• Do this: From the entries that follow, extract each line holding the string "Render".

Records from a dataset:

## Begin

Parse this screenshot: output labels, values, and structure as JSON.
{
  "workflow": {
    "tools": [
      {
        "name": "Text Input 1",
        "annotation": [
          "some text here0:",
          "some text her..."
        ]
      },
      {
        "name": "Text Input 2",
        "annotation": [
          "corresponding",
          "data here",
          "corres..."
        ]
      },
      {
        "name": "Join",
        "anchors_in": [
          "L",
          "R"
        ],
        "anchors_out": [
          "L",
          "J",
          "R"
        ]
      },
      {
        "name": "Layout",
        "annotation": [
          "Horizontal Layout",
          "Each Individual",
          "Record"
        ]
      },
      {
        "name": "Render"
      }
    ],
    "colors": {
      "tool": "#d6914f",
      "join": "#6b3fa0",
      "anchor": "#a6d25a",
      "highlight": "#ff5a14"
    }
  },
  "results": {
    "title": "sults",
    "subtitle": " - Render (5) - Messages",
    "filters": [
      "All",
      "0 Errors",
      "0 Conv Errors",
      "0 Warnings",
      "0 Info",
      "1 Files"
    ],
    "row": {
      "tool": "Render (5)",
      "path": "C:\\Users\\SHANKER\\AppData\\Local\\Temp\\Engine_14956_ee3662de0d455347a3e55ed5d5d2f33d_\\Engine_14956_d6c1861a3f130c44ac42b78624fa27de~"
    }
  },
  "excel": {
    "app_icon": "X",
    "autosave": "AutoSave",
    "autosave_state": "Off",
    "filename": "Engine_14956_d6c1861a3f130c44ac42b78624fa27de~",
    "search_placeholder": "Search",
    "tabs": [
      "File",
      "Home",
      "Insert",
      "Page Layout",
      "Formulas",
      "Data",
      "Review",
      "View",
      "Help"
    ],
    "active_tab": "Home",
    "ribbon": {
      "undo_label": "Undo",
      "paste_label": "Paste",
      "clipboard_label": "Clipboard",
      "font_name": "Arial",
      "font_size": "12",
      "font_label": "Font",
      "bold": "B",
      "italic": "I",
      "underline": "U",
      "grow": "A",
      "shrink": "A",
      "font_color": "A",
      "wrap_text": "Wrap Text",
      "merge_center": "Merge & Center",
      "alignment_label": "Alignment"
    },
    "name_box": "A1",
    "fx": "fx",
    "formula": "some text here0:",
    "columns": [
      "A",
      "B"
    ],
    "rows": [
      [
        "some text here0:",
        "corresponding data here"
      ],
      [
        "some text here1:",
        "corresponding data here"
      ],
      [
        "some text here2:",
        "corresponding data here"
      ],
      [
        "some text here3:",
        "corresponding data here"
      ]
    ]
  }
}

## End

• Correct response:
        "name": "Render"
    "subtitle": " - Render (5) - Messages",
      "tool": "Render (5)",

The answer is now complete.